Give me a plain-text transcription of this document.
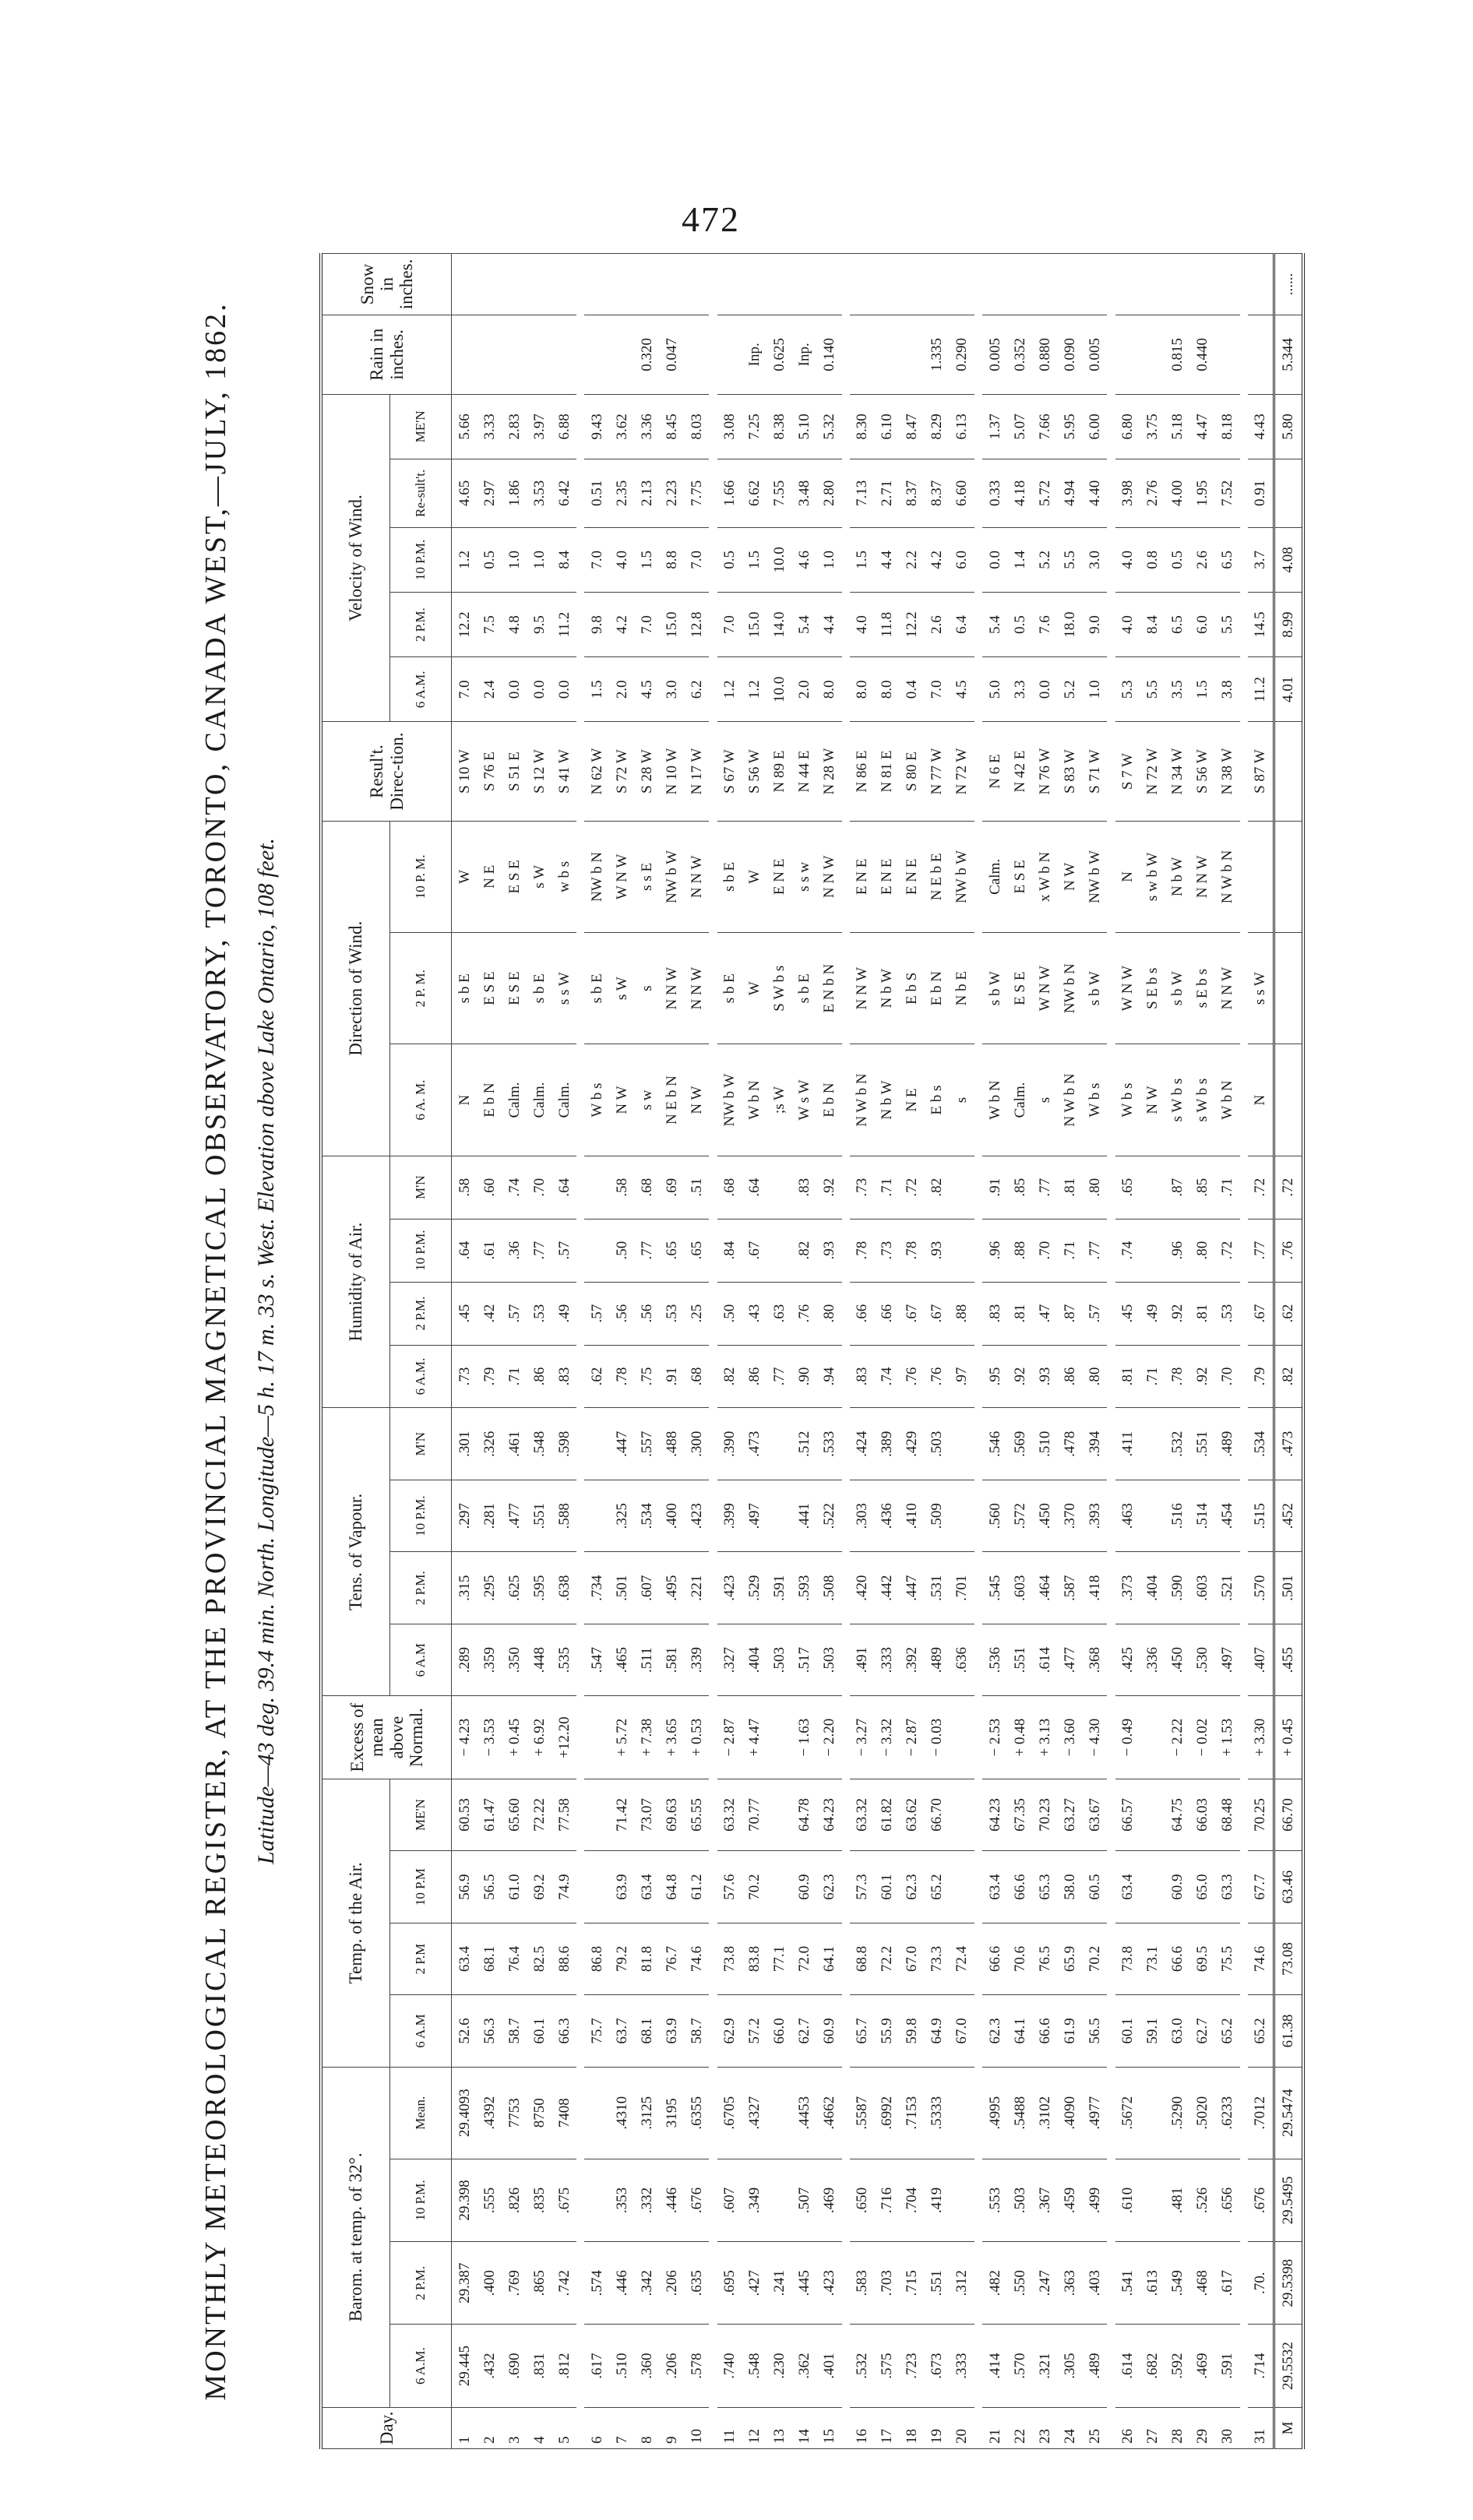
472
MONTHLY METEOROLOGICAL REGISTER, AT THE PROVINCIAL MAGNETICAL OBSERVATORY, TORONTO, CANADA WEST,—JULY, 1862. Latitude—43 deg. 39.4 min. North. Longitude—5 h. 17 m. 33 s. West. Elevation above Lake Ontario, 108 feet.
Day.	Barom. at temp. of 32°.				Temp. of the Air.				Excess of mean above Normal.	Tens. of Vapour.				Humidity of Air.				Direction of Wind.			Resul't. Direc-tion.	Velocity of Wind.					Rain in inches.	Snow in inches.
	6 A.M.	2 P.M.	10 P.M.	Mean.	6 A.M	2 P.M	10 P.M	ME'N		6 A.M	2 P.M.	10 P.M.	M'N	6 A.M.	2 P.M.	10 P.M.	M'N	6 A. M.	2 P. M.	10 P. M.		6 A.M.	2 P.M.	10 P.M.	Re-sult't.	ME'N		
1	29.445	29.387	29.398	29.4093	52.6	63.4	56.9	60.53	− 4.23	.289	.315	.297	.301	.73	.45	.64	.58	N	s b E	W	S 10 W	7.0	12.2	1.2	4.65	5.66		
2	.432	.400	.555	.4392	56.3	68.1	56.5	61.47	− 3.53	.359	.295	.281	.326	.79	.42	.61	.60	E b N	E S E	N E	S 76 E	2.4	7.5	0.5	2.97	3.33		
3	.690	.769	.826	7753	58.7	76.4	61.0	65.60	+ 0.45	.350	.625	.477	.461	.71	.57	.36	.74	Calm.	E S E	E S E	S 51 E	0.0	4.8	1.0	1.86	2.83		
4	.831	.865	.835	8750	60.1	82.5	69.2	72.22	+ 6.92	.448	.595	.551	.548	.86	.53	.77	.70	Calm.	s b E	s W	S 12 W	0.0	9.5	1.0	3.53	3.97		
5	.812	.742	.675	7408	66.3	88.6	74.9	77.58	+12.20	.535	.638	.588	.598	.83	.49	.57	.64	Calm.	s s W	w b s	S 41 W	0.0	11.2	8.4	6.42	6.88		

6	.617	.574			75.7	86.8				.547	.734			.62	.57			W b s	s b E	NW b N	N 62 W	1.5	9.8	7.0	0.51	9.43		
7	.510	.446	.353	.4310	63.7	79.2	63.9	71.42	+ 5.72	.465	.501	.325	.447	.78	.56	.50	.58	N W	s W	W N W	S 72 W	2.0	4.2	4.0	2.35	3.62		
8	.360	.342	.332	.3125	68.1	81.8	63.4	73.07	+ 7.38	.511	.607	.534	.557	.75	.56	.77	.68	s w	s	s s E	S 28 W	4.5	7.0	1.5	2.13	3.36	0.320	
9	.206	.206	.446	3195	63.9	76.7	64.8	69.63	+ 3.65	.581	.495	.400	.488	.91	.53	.65	.69	N E b N	N N W	NW b W	N 10 W	3.0	15.0	8.8	2.23	8.45	0.047	
10	.578	.635	.676	.6355	58.7	74.6	61.2	65.55	+ 0.53	.339	.221	.423	.300	.68	.25	.65	.51	N W	N N W	N N W	N 17 W	6.2	12.8	7.0	7.75	8.03		

11	.740	.695	.607	.6705	62.9	73.8	57.6	63.32	− 2.87	.327	.423	.399	.390	.82	.50	.84	.68	NW b W	s b E	s b E	S 67 W	1.2	7.0	0.5	1.66	3.08		
12	.548	.427	.349	.4327	57.2	83.8	70.2	70.77	+ 4.47	.404	.529	.497	.473	.86	.43	.67	.64	W b N	W	W	S 56 W	1.2	15.0	1.5	6.62	7.25	Inp.	
13	.230	.241			66.0	77.1				.503	.591			.77	.63			;s W	S W b s	E N E	N 89 E	10.0	14.0	10.0	7.55	8.38	0.625	
14	.362	.445	.507	.4453	62.7	72.0	60.9	64.78	− 1.63	.517	.593	.441	.512	.90	.76	.82	.83	W s W	s b E	s s w	N 44 E	2.0	5.4	4.6	3.48	5.10	Inp.	
15	.401	.423	.469	.4662	60.9	64.1	62.3	64.23	− 2.20	.503	.508	.522	.533	.94	.80	.93	.92	E b N	E N b N	N N W	N 28 W	8.0	4.4	1.0	2.80	5.32	0.140	

16	.532	.583	.650	.5587	65.7	68.8	57.3	63.32	− 3.27	.491	.420	.303	.424	.83	.66	.78	.73	N W b N	N N W	E N E	N 86 E	8.0	4.0	1.5	7.13	8.30		
17	.575	.703	.716	.6992	55.9	72.2	60.1	61.82	− 3.32	.333	.442	.436	.389	.74	.66	.73	.71	N b W	N b W	E N E	N 81 E	8.0	11.8	4.4	2.71	6.10		
18	.723	.715	.704	.7153	59.8	67.0	62.3	63.62	− 2.87	.392	.447	.410	.429	.76	.67	.78	.72	N E	E b S	E N E	S 80 E	0.4	12.2	2.2	8.37	8.47		
19	.673	.551	.419	.5333	64.9	73.3	65.2	66.70	− 0.03	.489	.531	.509	.503	.76	.67	.93	.82	E b s	E b N	N E b E	N 77 W	7.0	2.6	4.2	8.37	8.29	1.335	
20	.333	.312			67.0	72.4				.636	.701			.97	.88			s	N b E	NW b W	N 72 W	4.5	6.4	6.0	6.60	6.13	0.290	

21	.414	.482	.553	.4995	62.3	66.6	63.4	64.23	− 2.53	.536	.545	.560	.546	.95	.83	.96	.91	W b N	s b W	Calm.	N 6 E	5.0	5.4	0.0	0.33	1.37	0.005	
22	.570	.550	.503	.5488	64.1	70.6	66.6	67.35	+ 0.48	.551	.603	.572	.569	.92	.81	.88	.85	Calm.	E S E	E S E	N 42 E	3.3	0.5	1.4	4.18	5.07	0.352	
23	.321	.247	.367	.3102	66.6	76.5	65.3	70.23	+ 3.13	.614	.464	.450	.510	.93	.47	.70	.77	s	W N W	x W b N	N 76 W	0.0	7.6	5.2	5.72	7.66	0.880	
24	.305	.363	.459	.4090	61.9	65.9	58.0	63.27	− 3.60	.477	.587	.370	.478	.86	.87	.71	.81	N W b N	NW b N	N W	S 83 W	5.2	18.0	5.5	4.94	5.95	0.090	
25	.489	.403	.499	.4977	56.5	70.2	60.5	63.67	− 4.30	.368	.418	.393	.394	.80	.57	.77	.80	W b s	s b W	NW b W	S 71 W	1.0	9.0	3.0	4.40	6.00	0.005	

26	.614	.541	.610	.5672	60.1	73.8	63.4	66.57	− 0.49	.425	.373	.463	.411	.81	.45	.74	.65	W b s	W N W	N	S 7 W	5.3	4.0	4.0	3.98	6.80		
27	.682	.613			59.1	73.1				.336	.404			.71	.49			N W	S E b s	s w b W	N 72 W	5.5	8.4	0.8	2.76	3.75		
28	.592	.549	.481	.5290	63.0	66.6	60.9	64.75	− 2.22	.450	.590	.516	.532	.78	.92	.96	.87	s W b s	s b W	N b W	N 34 W	3.5	6.5	0.5	4.00	5.18	0.815	
29	.469	.468	.526	.5020	62.7	69.5	65.0	66.03	− 0.02	.530	.603	.514	.551	.92	.81	.80	.85	s W b s	s E b s	N N W	S 56 W	1.5	6.0	2.6	1.95	4.47	0.440	
30	.591	.617	.656	.6233	65.2	75.5	63.3	68.48	+ 1.53	.497	.521	.454	.489	.70	.53	.72	.71	W b N	N N W	N W b N	N 38 W	3.8	5.5	6.5	7.52	8.18		

31	.714	.70.	.676	.7012	65.2	74.6	67.7	70.25	+ 3.30	.407	.570	.515	.534	.79	.67	.77	.72	N	s s W		S 87 W	11.2	14.5	3.7	0.91	4.43		
M	29.5532	29.5398	29.5495	29.5474	61.38	73.08	63.46	66.70	+ 0.45	.455	.501	.452	.473	.82	.62	.76	.72					4.01	8.99	4.08		5.80	5.344	......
──────────
• Request
Count the lines in the material above where the string "Calm" appears, then state only that count.

• Solution for this task
5